• Work to be completed
Copy the entries below exactly. Images do not belong in the copy.

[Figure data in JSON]
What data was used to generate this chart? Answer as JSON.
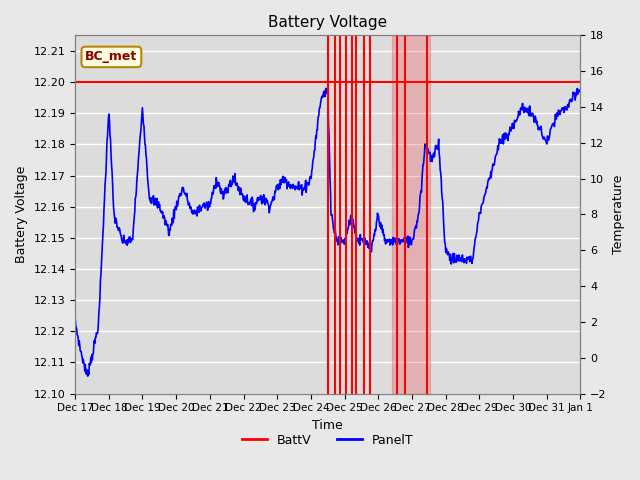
{
  "title": "Battery Voltage",
  "xlabel": "Time",
  "ylabel_left": "Battery Voltage",
  "ylabel_right": "Temperature",
  "annotation_text": "BC_met",
  "ylim_left": [
    12.1,
    12.215
  ],
  "ylim_right": [
    -2,
    18
  ],
  "background_color": "#e8e8e8",
  "plot_bg_color": "#dcdcdc",
  "grid_color": "white",
  "batt_line_color": "red",
  "panel_line_color": "blue",
  "batt_constant": 12.2,
  "x_tick_labels": [
    "Dec 17",
    "Dec 18",
    "Dec 19",
    "Dec 20",
    "Dec 21",
    "Dec 22",
    "Dec 23",
    "Dec 24",
    "Dec 25",
    "Dec 26",
    "Dec 27",
    "Dec 28",
    "Dec 29",
    "Dec 30",
    "Dec 31",
    "Jan 1"
  ],
  "red_vlines": [
    7.5,
    7.72,
    7.87,
    8.05,
    8.22,
    8.35,
    8.57,
    8.75,
    9.55,
    9.8,
    10.45
  ],
  "red_fill_regions": [
    [
      9.4,
      10.55
    ]
  ],
  "yticks_left": [
    12.1,
    12.11,
    12.12,
    12.13,
    12.14,
    12.15,
    12.16,
    12.17,
    12.18,
    12.19,
    12.2,
    12.21
  ],
  "yticks_right": [
    -2,
    0,
    2,
    4,
    6,
    8,
    10,
    12,
    14,
    16,
    18
  ]
}
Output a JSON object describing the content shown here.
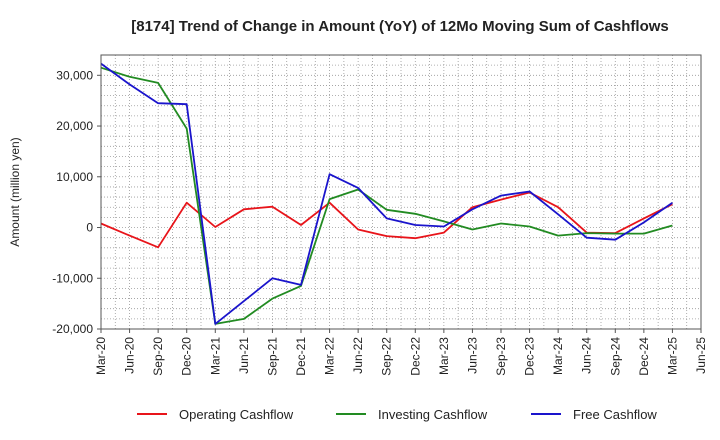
{
  "chart_data": {
    "type": "line",
    "title": "[8174]  Trend of Change in Amount (YoY) of 12Mo Moving Sum of Cashflows",
    "xlabel": "",
    "ylabel": "Amount (million yen)",
    "ylim": [
      -20000,
      34000
    ],
    "yticks": [
      -20000,
      -10000,
      0,
      10000,
      20000,
      30000
    ],
    "ytick_labels": [
      "-20,000",
      "-10,000",
      "0",
      "10,000",
      "20,000",
      "30,000"
    ],
    "categories": [
      "Mar-20",
      "Jun-20",
      "Sep-20",
      "Dec-20",
      "Mar-21",
      "Jun-21",
      "Sep-21",
      "Dec-21",
      "Mar-22",
      "Jun-22",
      "Sep-22",
      "Dec-22",
      "Mar-23",
      "Jun-23",
      "Sep-23",
      "Dec-23",
      "Mar-24",
      "Jun-24",
      "Sep-24",
      "Dec-24",
      "Mar-25",
      "Jun-25"
    ],
    "grid": true,
    "legend_position": "bottom",
    "series": [
      {
        "name": "Operating Cashflow",
        "color": "#e8141a",
        "values": [
          800,
          -1600,
          -3900,
          4900,
          100,
          3600,
          4100,
          500,
          4900,
          -400,
          -1700,
          -2100,
          -1000,
          4000,
          5500,
          6900,
          4000,
          -1000,
          -1100,
          1800,
          4600,
          null
        ]
      },
      {
        "name": "Investing Cashflow",
        "color": "#228b22",
        "values": [
          31500,
          29700,
          28500,
          19500,
          -19000,
          -18000,
          -14000,
          -11500,
          5600,
          7500,
          3500,
          2700,
          1200,
          -400,
          800,
          200,
          -1600,
          -1100,
          -1200,
          -1200,
          400,
          null
        ]
      },
      {
        "name": "Free Cashflow",
        "color": "#1a14cc",
        "values": [
          32300,
          28200,
          24500,
          24300,
          -19000,
          -14500,
          -10000,
          -11300,
          10500,
          7800,
          1800,
          500,
          200,
          3600,
          6300,
          7100,
          2600,
          -2000,
          -2400,
          1000,
          4900,
          null
        ]
      }
    ]
  }
}
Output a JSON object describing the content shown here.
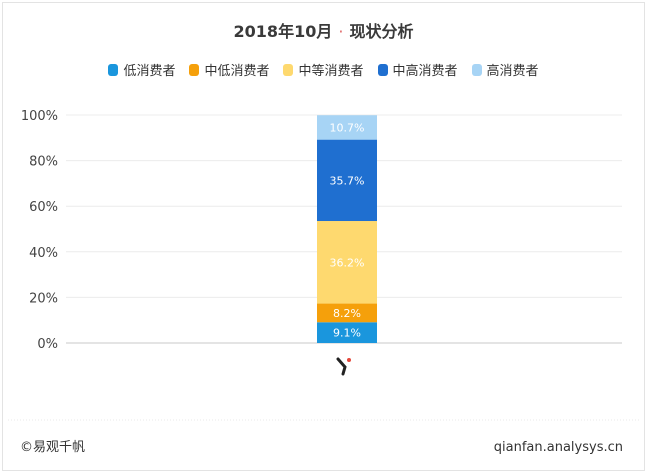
{
  "chart_data": {
    "type": "bar",
    "title": "2018年10月",
    "title_suffix": "现状分析",
    "stacked": true,
    "categories": [
      ""
    ],
    "series": [
      {
        "name": "低消费者",
        "values": [
          9.1
        ],
        "color": "#1a96dd",
        "label": "9.1%"
      },
      {
        "name": "中低消费者",
        "values": [
          8.2
        ],
        "color": "#f5a00b",
        "label": "8.2%"
      },
      {
        "name": "中等消费者",
        "values": [
          36.2
        ],
        "color": "#fed96f",
        "label": "36.2%"
      },
      {
        "name": "中高消费者",
        "values": [
          35.7
        ],
        "color": "#1f6fd0",
        "label": "35.7%"
      },
      {
        "name": "高消费者",
        "values": [
          10.7
        ],
        "color": "#a7d4f5",
        "label": "10.7%"
      }
    ],
    "ylim": [
      0,
      100
    ],
    "yticks": [
      "0%",
      "20%",
      "40%",
      "60%",
      "80%",
      "100%"
    ],
    "grid": true,
    "legend_position": "top"
  },
  "footer": {
    "source": "©易观千帆",
    "site": "qianfan.analysys.cn"
  }
}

• Response
What data was used to generate this chart? Answer as JSON.
{
  "title": "Battery Voltage",
  "xlabel": "Time",
  "ylabel_left": "Battery Voltage",
  "ylabel_right": "Temperature",
  "annotation_text": "BC_met",
  "ylim_left": [
    12.1,
    12.215
  ],
  "ylim_right": [
    -2,
    18
  ],
  "background_color": "#e8e8e8",
  "plot_bg_color": "#dcdcdc",
  "grid_color": "white",
  "batt_line_color": "red",
  "panel_line_color": "blue",
  "batt_constant": 12.2,
  "x_tick_labels": [
    "Dec 17",
    "Dec 18",
    "Dec 19",
    "Dec 20",
    "Dec 21",
    "Dec 22",
    "Dec 23",
    "Dec 24",
    "Dec 25",
    "Dec 26",
    "Dec 27",
    "Dec 28",
    "Dec 29",
    "Dec 30",
    "Dec 31",
    "Jan 1"
  ],
  "red_vlines": [
    7.5,
    7.72,
    7.87,
    8.05,
    8.22,
    8.35,
    8.57,
    8.75,
    9.55,
    9.8,
    10.45
  ],
  "red_fill_regions": [
    [
      9.4,
      10.55
    ]
  ],
  "yticks_left": [
    12.1,
    12.11,
    12.12,
    12.13,
    12.14,
    12.15,
    12.16,
    12.17,
    12.18,
    12.19,
    12.2,
    12.21
  ],
  "yticks_right": [
    -2,
    0,
    2,
    4,
    6,
    8,
    10,
    12,
    14,
    16,
    18
  ]
}
Output a JSON object describing the content shown here.
{
  "chart_data": {
    "type": "line",
    "title": "[8174]  Trend of Change in Amount (YoY) of 12Mo Moving Sum of Cashflows",
    "xlabel": "",
    "ylabel": "Amount (million yen)",
    "ylim": [
      -20000,
      34000
    ],
    "yticks": [
      -20000,
      -10000,
      0,
      10000,
      20000,
      30000
    ],
    "ytick_labels": [
      "-20,000",
      "-10,000",
      "0",
      "10,000",
      "20,000",
      "30,000"
    ],
    "categories": [
      "Mar-20",
      "Jun-20",
      "Sep-20",
      "Dec-20",
      "Mar-21",
      "Jun-21",
      "Sep-21",
      "Dec-21",
      "Mar-22",
      "Jun-22",
      "Sep-22",
      "Dec-22",
      "Mar-23",
      "Jun-23",
      "Sep-23",
      "Dec-23",
      "Mar-24",
      "Jun-24",
      "Sep-24",
      "Dec-24",
      "Mar-25",
      "Jun-25"
    ],
    "grid": true,
    "legend_position": "bottom",
    "series": [
      {
        "name": "Operating Cashflow",
        "color": "#e8141a",
        "values": [
          800,
          -1600,
          -3900,
          4900,
          100,
          3600,
          4100,
          500,
          4900,
          -400,
          -1700,
          -2100,
          -1000,
          4000,
          5500,
          6900,
          4000,
          -1000,
          -1100,
          1800,
          4600,
          null
        ]
      },
      {
        "name": "Investing Cashflow",
        "color": "#228b22",
        "values": [
          31500,
          29700,
          28500,
          19500,
          -19000,
          -18000,
          -14000,
          -11500,
          5600,
          7500,
          3500,
          2700,
          1200,
          -400,
          800,
          200,
          -1600,
          -1100,
          -1200,
          -1200,
          400,
          null
        ]
      },
      {
        "name": "Free Cashflow",
        "color": "#1a14cc",
        "values": [
          32300,
          28200,
          24500,
          24300,
          -19000,
          -14500,
          -10000,
          -11300,
          10500,
          7800,
          1800,
          500,
          200,
          3600,
          6300,
          7100,
          2600,
          -2000,
          -2400,
          1000,
          4900,
          null
        ]
      }
    ]
  }
}
Output a JSON object describing the content shown here.
{
  "chart_data": {
    "type": "bar",
    "title": "2018年10月",
    "title_suffix": "现状分析",
    "stacked": true,
    "categories": [
      ""
    ],
    "series": [
      {
        "name": "低消费者",
        "values": [
          9.1
        ],
        "color": "#1a96dd",
        "label": "9.1%"
      },
      {
        "name": "中低消费者",
        "values": [
          8.2
        ],
        "color": "#f5a00b",
        "label": "8.2%"
      },
      {
        "name": "中等消费者",
        "values": [
          36.2
        ],
        "color": "#fed96f",
        "label": "36.2%"
      },
      {
        "name": "中高消费者",
        "values": [
          35.7
        ],
        "color": "#1f6fd0",
        "label": "35.7%"
      },
      {
        "name": "高消费者",
        "values": [
          10.7
        ],
        "color": "#a7d4f5",
        "label": "10.7%"
      }
    ],
    "ylim": [
      0,
      100
    ],
    "yticks": [
      "0%",
      "20%",
      "40%",
      "60%",
      "80%",
      "100%"
    ],
    "grid": true,
    "legend_position": "top"
  },
  "footer": {
    "source": "©易观千帆",
    "site": "qianfan.analysys.cn"
  }
}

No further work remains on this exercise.